| The task |
Reproduce the listing below in its entirety. Change nothing.

[Extracted data entries]
______
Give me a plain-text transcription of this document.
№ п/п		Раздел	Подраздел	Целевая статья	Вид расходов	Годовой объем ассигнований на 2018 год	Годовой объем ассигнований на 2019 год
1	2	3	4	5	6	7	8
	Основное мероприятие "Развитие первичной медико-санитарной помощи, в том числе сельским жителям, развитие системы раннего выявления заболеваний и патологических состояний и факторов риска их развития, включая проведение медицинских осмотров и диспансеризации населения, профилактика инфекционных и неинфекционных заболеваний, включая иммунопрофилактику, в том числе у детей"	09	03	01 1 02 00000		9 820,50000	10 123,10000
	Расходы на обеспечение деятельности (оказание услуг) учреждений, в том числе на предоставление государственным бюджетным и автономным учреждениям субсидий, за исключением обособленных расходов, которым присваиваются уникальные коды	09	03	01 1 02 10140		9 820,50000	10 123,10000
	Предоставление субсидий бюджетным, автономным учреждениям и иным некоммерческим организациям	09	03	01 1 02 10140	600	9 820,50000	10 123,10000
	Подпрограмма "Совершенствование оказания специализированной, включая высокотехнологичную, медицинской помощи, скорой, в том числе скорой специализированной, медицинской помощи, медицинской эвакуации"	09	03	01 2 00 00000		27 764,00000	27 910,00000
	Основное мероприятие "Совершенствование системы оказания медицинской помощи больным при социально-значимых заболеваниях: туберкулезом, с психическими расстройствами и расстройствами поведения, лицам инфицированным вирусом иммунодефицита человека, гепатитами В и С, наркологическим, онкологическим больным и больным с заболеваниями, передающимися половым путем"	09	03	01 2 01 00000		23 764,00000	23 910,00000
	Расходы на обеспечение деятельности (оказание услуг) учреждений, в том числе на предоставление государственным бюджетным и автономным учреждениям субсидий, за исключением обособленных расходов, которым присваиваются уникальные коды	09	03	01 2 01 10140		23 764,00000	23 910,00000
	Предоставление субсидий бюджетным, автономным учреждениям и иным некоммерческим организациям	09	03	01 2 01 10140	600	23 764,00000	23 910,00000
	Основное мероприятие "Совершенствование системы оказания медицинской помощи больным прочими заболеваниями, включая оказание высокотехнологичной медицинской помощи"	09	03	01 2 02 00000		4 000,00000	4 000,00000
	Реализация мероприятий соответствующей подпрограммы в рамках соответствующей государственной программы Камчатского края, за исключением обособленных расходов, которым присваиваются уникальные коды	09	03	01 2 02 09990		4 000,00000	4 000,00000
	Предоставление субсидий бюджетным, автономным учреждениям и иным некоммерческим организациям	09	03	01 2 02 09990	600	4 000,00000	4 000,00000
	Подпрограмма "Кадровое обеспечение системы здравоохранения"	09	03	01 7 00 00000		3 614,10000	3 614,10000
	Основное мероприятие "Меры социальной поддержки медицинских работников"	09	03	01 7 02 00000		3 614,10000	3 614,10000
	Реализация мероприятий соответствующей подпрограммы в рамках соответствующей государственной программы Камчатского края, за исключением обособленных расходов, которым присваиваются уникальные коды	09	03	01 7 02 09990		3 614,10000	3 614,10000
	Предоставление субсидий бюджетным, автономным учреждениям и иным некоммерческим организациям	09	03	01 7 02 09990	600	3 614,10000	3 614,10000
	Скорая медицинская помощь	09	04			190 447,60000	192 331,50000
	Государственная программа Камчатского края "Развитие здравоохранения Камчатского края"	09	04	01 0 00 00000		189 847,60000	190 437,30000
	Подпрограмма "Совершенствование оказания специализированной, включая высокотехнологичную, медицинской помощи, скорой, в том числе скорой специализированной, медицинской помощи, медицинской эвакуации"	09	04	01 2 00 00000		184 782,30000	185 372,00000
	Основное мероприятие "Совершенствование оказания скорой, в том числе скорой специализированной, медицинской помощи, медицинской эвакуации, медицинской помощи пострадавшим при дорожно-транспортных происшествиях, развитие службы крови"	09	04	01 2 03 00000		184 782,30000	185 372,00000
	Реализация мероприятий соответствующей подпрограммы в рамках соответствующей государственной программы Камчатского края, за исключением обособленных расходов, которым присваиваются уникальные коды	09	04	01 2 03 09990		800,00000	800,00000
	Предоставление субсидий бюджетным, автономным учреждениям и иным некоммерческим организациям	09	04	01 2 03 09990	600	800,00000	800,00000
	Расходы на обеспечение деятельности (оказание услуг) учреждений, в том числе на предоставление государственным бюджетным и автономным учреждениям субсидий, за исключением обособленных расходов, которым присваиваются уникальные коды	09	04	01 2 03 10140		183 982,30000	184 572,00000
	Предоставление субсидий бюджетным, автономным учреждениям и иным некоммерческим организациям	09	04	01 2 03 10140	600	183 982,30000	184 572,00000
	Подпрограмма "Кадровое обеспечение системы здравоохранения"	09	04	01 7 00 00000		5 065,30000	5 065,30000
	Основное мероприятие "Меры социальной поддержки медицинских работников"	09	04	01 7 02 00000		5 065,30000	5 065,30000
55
______
| Response to the exercise |
Give me a plain-text transcription of this document.
№ п/п		Раздел	Подраздел	Целевая статья	Вид расходов	Годовой объем ассигнований на 2018 год	Годовой объем ассигнований на 2019 год
1	2	3	4	5	6	7	8
	Основное мероприятие "Развитие первичной медико-санитарной помощи, в том числе сельским жителям, развитие системы раннего выявления заболеваний и патологических состояний и факторов риска их развития, включая проведение медицинских осмотров и диспансеризации населения, профилактика инфекционных и неинфекционных заболеваний, включая иммунопрофилактику, в том числе у детей"	09	03	01 1 02 00000		9 820,50000	10 123,10000
	Расходы на обеспечение деятельности (оказание услуг) учреждений, в том числе на предоставление государственным бюджетным и автономным учреждениям субсидий, за исключением обособленных расходов, которым присваиваются уникальные коды	09	03	01 1 02 10140		9 820,50000	10 123,10000
	Предоставление субсидий бюджетным, автономным учреждениям и иным некоммерческим организациям	09	03	01 1 02 10140	600	9 820,50000	10 123,10000
	Подпрограмма "Совершенствование оказания специализированной, включая высокотехнологичную, медицинской помощи, скорой, в том числе скорой специализированной, медицинской помощи, медицинской эвакуации"	09	03	01 2 00 00000		27 764,00000	27 910,00000
	Основное мероприятие "Совершенствование системы оказания медицинской помощи больным при социально-значимых заболеваниях: туберкулезом, с психическими расстройствами и расстройствами поведения, лицам инфицированным вирусом иммунодефицита человека, гепатитами В и С, наркологическим, онкологическим больным и больным с заболеваниями, передающимися половым путем"	09	03	01 2 01 00000		23 764,00000	23 910,00000
	Расходы на обеспечение деятельности (оказание услуг) учреждений, в том числе на предоставление государственным бюджетным и автономным учреждениям субсидий, за исключением обособленных расходов, которым присваиваются уникальные коды	09	03	01 2 01 10140		23 764,00000	23 910,00000
	Предоставление субсидий бюджетным, автономным учреждениям и иным некоммерческим организациям	09	03	01 2 01 10140	600	23 764,00000	23 910,00000
	Основное мероприятие "Совершенствование системы оказания медицинской помощи больным прочими заболеваниями, включая оказание высокотехнологичной медицинской помощи"	09	03	01 2 02 00000		4 000,00000	4 000,00000
	Реализация мероприятий соответствующей подпрограммы в рамках соответствующей государственной программы Камчатского края, за исключением обособленных расходов, которым присваиваются уникальные коды	09	03	01 2 02 09990		4 000,00000	4 000,00000
	Предоставление субсидий бюджетным, автономным учреждениям и иным некоммерческим организациям	09	03	01 2 02 09990	600	4 000,00000	4 000,00000
	Подпрограмма "Кадровое обеспечение системы здравоохранения"	09	03	01 7 00 00000		3 614,10000	3 614,10000
	Основное мероприятие "Меры социальной поддержки медицинских работников"	09	03	01 7 02 00000		3 614,10000	3 614,10000
	Реализация мероприятий соответствующей подпрограммы в рамках соответствующей государственной программы Камчатского края, за исключением обособленных расходов, которым присваиваются уникальные коды	09	03	01 7 02 09990		3 614,10000	3 614,10000
	Предоставление субсидий бюджетным, автономным учреждениям и иным некоммерческим организациям	09	03	01 7 02 09990	600	3 614,10000	3 614,10000
	Скорая медицинская помощь	09	04			190 447,60000	192 331,50000
	Государственная программа Камчатского края "Развитие здравоохранения Камчатского края"	09	04	01 0 00 00000		189 847,60000	190 437,30000
	Подпрограмма "Совершенствование оказания специализированной, включая высокотехнологичную, медицинской помощи, скорой, в том числе скорой специализированной, медицинской помощи, медицинской эвакуации"	09	04	01 2 00 00000		184 782,30000	185 372,00000
	Основное мероприятие "Совершенствование оказания скорой, в том числе скорой специализированной, медицинской помощи, медицинской эвакуации, медицинской помощи пострадавшим при дорожно-транспортных происшествиях, развитие службы крови"	09	04	01 2 03 00000		184 782,30000	185 372,00000
	Реализация мероприятий соответствующей подпрограммы в рамках соответствующей государственной программы Камчатского края, за исключением обособленных расходов, которым присваиваются уникальные коды	09	04	01 2 03 09990		800,00000	800,00000
	Предоставление субсидий бюджетным, автономным учреждениям и иным некоммерческим организациям	09	04	01 2 03 09990	600	800,00000	800,00000
	Расходы на обеспечение деятельности (оказание услуг) учреждений, в том числе на предоставление государственным бюджетным и автономным учреждениям субсидий, за исключением обособленных расходов, которым присваиваются уникальные коды	09	04	01 2 03 10140		183 982,30000	184 572,00000
	Предоставление субсидий бюджетным, автономным учреждениям и иным некоммерческим организациям	09	04	01 2 03 10140	600	183 982,30000	184 572,00000
	Подпрограмма "Кадровое обеспечение системы здравоохранения"	09	04	01 7 00 00000		5 065,30000	5 065,30000
	Основное мероприятие "Меры социальной поддержки медицинских работников"	09	04	01 7 02 00000		5 065,30000	5 065,30000
55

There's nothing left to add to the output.